■ Texte fourni:
########################################

Faut-il aller voir Paradise Highway d’Anna Gutto ? Oui, absolument selon Firouz E. Pillet, non (au secours!) selon Malik Berkati
Nos deux critiques ont vu ce film au festival de Locarno 2022 sur la Piazza Grande et profite de sa sortie en salle pour donner leur avis divergeant.
L’histoire : Pour sauver la vie de son frère, Sally (Juliette Binoche), une conductrice de camion, accepte à contrecœur de faire passer une cargaison illégale – une fillette nommée Leila. Alors qu’ils se lancent dans un voyage périlleux à travers les frontières de l’État, un agent du FBI tenace (Morgan Freeman) se met sur leurs traces, déterminé à tout faire pour mettre fin à une opération de trafic d’êtres humains et mettre la fillette en sécurité.
Pour Firouz E. Pillet le film doit beaucoup à la présence de Juliette Binoche dans le rôle de la camionneuse
Présenté au dernier Festival de Locarno, le premier long-métrage de la Norvégienne Anna Gutto, suscitait déjà beaucoup de curiosité, à la lecture du synopsis, avant sa première sur la Piazza Grande, ne serait-ce que l’idée inspirée, audacieuse et un brin folle de confier le rôle principal d’une camionneuse de truck américain à Juliette Binoche. L’actrice française, toujours excellente, donne une profondeur à Sally, camionneuse canadienne frondeuse, tenace mais meurtrie par la vie. Incarnant avec justesse cette femme qui reste sur sa réserve alors qu’elle mange inlassablement les kilomètres, et qui est amenée à passer des choses clandestinement aux frontières pour aider son frère incarcéré, menacé de mort par des gens guère recommandables. Juliette Binoche est indubitablement l’élément-phare de Paradise Highway qui dévoile un univers méconnu de l’intérieur.

########################################

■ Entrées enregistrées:
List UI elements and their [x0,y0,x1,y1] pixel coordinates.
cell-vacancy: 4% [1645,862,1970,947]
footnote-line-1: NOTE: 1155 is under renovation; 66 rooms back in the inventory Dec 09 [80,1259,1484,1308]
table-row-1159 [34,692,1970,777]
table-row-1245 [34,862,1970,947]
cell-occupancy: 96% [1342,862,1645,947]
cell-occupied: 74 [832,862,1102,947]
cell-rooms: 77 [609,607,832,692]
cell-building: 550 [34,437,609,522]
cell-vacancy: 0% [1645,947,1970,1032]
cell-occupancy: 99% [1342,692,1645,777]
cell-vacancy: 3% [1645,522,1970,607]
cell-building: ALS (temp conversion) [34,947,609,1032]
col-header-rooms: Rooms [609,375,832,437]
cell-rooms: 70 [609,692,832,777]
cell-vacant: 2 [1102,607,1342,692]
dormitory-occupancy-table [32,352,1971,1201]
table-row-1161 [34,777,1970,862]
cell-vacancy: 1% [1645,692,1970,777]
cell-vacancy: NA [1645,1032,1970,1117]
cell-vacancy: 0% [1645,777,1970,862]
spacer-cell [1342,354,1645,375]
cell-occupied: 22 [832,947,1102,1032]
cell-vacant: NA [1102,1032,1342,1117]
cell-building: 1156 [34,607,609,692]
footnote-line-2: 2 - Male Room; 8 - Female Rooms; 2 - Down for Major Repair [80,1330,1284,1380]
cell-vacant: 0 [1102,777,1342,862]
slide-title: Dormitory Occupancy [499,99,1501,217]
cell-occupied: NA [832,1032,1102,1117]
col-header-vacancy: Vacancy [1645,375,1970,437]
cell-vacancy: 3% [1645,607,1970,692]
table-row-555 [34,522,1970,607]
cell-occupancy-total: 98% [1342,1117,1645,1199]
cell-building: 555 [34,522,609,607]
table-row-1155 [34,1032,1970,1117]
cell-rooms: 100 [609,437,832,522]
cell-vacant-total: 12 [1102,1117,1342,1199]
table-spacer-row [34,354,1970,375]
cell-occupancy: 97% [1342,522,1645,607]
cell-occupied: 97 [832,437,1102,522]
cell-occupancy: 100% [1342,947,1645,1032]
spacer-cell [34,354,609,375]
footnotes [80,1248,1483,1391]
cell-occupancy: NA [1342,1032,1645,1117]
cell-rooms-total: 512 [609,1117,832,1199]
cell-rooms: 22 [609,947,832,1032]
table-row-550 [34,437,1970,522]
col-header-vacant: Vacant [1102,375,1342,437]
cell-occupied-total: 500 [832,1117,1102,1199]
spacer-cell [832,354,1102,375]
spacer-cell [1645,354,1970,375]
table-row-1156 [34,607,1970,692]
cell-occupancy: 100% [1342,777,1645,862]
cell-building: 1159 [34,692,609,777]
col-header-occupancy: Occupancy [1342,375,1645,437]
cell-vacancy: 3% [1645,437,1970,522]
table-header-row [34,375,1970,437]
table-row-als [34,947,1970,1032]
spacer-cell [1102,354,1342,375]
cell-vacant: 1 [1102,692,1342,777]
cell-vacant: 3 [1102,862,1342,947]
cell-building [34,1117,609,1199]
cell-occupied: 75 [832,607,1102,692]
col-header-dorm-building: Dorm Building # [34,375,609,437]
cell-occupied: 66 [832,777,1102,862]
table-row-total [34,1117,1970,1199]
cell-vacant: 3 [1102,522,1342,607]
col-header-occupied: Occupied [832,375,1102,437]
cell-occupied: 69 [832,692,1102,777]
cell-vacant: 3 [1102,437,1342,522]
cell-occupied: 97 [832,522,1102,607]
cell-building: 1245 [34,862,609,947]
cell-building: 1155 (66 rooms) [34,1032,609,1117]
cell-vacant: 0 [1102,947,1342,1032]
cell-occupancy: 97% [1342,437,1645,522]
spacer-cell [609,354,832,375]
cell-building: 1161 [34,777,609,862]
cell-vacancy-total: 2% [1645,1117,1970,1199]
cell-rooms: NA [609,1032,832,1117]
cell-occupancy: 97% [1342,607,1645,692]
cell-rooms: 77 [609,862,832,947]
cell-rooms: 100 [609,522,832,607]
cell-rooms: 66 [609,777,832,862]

########################################

■ Liste des tâches:
a: Dans la critique de Paradise Highway, reformulez sous forme de liste concise le paragraphe commençant par « L’histoire : Pour sauver la vie de son frère », en conservant ses faits principaux.
b: Poursuivez la critique de Paradise Highway à la suite de sa dernière phrase.

■ Résultats attendus:
a:
- Sally (Juliette Binoche), conductrice de camion, accepte à contrecœur de faire passer une cargaison illégale, une fillette nommée Leila, pour sauver la vie de son frère.
- Toutes deux entreprennent un voyage périlleux à travers les frontières de l’État.
- Un agent du FBI tenace (Morgan Freeman) se lance sur leurs traces, déterminé à démanteler une opération de trafic d’êtres humains et à mettre la fillette en sécurité.

b:
Le film développe un intérêt quand Anna Gutto oublie un instant son intrigue rocambolesque (et par instants boiteuse) pour se concentrer sur le milieu des routières, une communauté qui vit selon ses règles très codifiées, étant d’autant plus exposées à l’adversité, à la violence physique comme sexuelle, car femmes, ce que la cinéaste parvient à très bien décrire. Dans cet univers où les femmes ont dû s’endurcir pour survivre, la solidarité est de mise et Anna Gutto alterne les séquences où Sally converse et échange avec ses acolytes par la radio des routières, se tenant compagnie si besoin ou se donnant des conseils avec un humour complice. La réalisatrice parvient à montrer la solitude de ces femmes quand elles se retrouvent livrées à elles-mêmes et n’ont pour unique soutien la présence sonore de leurs comparses. À travers son récit qui a les défauts d’un premier film, Anna Gutto illustre magnifiquement comment ces routières n’hésitent pas à se prêter main forte quand un danger survient.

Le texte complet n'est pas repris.